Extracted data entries
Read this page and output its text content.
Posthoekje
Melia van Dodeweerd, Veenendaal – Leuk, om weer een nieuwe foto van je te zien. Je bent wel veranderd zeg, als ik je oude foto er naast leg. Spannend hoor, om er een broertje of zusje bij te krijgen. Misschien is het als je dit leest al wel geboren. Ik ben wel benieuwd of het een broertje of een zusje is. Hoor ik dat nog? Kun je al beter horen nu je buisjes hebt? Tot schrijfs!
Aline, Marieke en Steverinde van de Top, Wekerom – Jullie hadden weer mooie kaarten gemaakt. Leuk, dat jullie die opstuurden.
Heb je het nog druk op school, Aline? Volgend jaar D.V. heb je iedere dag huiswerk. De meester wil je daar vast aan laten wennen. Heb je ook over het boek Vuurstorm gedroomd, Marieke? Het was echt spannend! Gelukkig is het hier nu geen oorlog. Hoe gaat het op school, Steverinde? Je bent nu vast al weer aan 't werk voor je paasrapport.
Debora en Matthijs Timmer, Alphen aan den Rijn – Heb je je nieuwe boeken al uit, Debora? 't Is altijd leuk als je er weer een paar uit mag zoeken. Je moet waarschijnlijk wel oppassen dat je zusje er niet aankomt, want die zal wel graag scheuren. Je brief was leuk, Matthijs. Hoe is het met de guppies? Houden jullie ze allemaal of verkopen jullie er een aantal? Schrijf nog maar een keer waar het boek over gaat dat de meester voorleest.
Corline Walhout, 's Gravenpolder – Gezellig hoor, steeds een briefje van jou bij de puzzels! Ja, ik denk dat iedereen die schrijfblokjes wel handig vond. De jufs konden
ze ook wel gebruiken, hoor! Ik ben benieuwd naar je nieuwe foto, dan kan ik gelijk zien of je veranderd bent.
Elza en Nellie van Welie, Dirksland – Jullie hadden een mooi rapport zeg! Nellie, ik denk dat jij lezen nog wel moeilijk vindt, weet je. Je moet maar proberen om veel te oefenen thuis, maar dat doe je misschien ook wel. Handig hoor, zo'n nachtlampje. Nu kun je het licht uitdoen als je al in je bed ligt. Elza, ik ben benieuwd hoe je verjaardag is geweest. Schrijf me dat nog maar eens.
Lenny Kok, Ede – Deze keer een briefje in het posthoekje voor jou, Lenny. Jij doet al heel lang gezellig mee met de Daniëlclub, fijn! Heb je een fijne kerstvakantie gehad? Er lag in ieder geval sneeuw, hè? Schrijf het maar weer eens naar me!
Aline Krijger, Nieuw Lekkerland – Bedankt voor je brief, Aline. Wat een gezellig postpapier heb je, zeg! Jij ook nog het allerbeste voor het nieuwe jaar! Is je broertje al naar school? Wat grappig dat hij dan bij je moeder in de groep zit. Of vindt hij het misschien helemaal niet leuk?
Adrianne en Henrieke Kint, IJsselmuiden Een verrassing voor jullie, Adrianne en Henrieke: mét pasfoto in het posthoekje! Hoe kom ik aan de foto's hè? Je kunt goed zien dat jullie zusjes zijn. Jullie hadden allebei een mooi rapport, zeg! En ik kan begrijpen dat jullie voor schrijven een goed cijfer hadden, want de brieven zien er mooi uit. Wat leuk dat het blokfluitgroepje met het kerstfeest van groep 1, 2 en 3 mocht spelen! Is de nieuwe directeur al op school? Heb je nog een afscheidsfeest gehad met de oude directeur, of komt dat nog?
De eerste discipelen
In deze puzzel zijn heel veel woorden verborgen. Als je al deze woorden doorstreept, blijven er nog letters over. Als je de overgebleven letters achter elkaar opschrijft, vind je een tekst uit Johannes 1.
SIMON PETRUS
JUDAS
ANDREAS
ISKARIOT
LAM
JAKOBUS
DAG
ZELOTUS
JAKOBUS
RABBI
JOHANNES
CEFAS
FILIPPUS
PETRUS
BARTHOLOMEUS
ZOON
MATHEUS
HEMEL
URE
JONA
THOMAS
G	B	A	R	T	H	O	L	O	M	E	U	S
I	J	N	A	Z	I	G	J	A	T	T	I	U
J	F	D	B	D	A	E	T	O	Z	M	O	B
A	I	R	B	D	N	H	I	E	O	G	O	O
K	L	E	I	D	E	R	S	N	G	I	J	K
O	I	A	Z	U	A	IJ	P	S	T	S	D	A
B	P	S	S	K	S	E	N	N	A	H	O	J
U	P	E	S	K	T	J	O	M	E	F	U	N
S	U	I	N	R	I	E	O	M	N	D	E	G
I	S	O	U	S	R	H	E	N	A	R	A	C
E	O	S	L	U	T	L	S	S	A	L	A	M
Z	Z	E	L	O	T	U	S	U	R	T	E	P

## What you are asked to do
Only the number is wanted: how many lines in the preceding entries hold the string "meester"?

## Solution to this problem
2